- SET EXERCISE:
Copy out the lines that include the word "pieces".
== PROVIDED INFORMATION ==
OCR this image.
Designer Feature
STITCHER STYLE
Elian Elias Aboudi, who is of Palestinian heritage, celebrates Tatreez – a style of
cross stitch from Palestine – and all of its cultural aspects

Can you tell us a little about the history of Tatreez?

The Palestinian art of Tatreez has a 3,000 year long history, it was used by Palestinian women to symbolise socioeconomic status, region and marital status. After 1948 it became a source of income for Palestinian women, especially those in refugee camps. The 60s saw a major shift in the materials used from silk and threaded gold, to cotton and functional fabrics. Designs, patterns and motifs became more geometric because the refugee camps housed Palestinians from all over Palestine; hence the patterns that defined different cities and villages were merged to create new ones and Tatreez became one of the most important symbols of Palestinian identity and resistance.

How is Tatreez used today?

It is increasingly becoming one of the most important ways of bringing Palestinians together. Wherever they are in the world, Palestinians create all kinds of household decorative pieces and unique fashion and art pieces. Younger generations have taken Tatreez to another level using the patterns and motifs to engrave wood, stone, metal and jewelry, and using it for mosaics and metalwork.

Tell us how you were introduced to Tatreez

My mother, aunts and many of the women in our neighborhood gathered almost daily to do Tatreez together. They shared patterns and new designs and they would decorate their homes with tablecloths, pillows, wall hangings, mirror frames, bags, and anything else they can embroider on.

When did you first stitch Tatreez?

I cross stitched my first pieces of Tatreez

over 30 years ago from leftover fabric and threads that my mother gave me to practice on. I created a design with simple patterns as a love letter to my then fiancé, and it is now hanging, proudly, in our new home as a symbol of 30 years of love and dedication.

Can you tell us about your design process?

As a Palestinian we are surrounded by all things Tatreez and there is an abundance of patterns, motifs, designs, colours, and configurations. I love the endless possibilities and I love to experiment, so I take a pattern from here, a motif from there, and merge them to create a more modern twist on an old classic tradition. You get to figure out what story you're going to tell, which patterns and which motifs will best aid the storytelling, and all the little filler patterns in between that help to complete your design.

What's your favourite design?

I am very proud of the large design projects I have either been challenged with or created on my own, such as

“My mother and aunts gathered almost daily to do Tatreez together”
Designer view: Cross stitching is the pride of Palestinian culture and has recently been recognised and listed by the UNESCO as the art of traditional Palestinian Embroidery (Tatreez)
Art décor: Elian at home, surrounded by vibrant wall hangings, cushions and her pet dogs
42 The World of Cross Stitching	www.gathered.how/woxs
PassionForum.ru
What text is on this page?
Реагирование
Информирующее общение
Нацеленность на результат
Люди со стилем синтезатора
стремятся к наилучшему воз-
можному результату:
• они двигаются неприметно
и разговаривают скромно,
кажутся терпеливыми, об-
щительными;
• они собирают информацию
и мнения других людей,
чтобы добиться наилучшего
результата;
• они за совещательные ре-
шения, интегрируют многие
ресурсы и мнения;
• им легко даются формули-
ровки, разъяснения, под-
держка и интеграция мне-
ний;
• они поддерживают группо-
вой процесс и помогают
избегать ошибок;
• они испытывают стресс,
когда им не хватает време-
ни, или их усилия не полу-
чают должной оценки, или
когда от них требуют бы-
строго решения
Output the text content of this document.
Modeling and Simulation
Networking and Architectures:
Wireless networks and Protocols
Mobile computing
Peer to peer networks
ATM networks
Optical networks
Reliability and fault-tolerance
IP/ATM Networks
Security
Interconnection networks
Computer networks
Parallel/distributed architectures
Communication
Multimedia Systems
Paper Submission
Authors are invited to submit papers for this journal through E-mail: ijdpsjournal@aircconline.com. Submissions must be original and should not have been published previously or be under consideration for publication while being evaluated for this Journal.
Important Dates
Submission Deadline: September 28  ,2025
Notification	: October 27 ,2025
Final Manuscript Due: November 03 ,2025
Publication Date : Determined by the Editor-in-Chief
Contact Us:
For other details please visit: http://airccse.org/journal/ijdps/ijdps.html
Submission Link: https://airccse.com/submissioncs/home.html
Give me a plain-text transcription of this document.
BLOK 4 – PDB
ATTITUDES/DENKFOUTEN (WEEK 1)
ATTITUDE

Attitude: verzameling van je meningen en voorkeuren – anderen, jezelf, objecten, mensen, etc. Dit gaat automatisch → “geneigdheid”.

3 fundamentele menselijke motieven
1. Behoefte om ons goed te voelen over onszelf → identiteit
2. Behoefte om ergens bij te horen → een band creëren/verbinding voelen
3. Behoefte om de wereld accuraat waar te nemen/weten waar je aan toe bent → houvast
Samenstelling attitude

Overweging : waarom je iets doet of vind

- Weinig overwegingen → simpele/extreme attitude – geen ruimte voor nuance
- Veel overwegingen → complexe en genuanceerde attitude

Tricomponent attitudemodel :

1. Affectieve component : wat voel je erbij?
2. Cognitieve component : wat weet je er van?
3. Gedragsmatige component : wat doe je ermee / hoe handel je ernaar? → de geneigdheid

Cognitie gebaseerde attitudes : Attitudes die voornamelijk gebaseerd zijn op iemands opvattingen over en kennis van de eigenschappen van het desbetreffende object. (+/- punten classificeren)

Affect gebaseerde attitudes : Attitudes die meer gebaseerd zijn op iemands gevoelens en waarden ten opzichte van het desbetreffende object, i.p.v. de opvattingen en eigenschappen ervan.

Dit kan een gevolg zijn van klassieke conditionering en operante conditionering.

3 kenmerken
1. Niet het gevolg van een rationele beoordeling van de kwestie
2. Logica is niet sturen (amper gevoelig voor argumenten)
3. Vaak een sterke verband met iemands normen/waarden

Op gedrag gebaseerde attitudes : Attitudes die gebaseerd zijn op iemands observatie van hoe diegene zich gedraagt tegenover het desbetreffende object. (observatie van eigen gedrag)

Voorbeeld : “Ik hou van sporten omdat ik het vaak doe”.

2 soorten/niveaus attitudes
===
- CORRECT OUTPUT:
It is increasingly becoming one of the most important ways of bringing Palestinians together. Wherever they are in the world, Palestinians create all kinds of household decorative pieces and unique fashion and art pieces. Younger generations have taken Tatreez to another level using the patterns and motifs to engrave wood, stone, metal and jewelry, and using it for mosaics and metalwork.
I cross stitched my first pieces of Tatreez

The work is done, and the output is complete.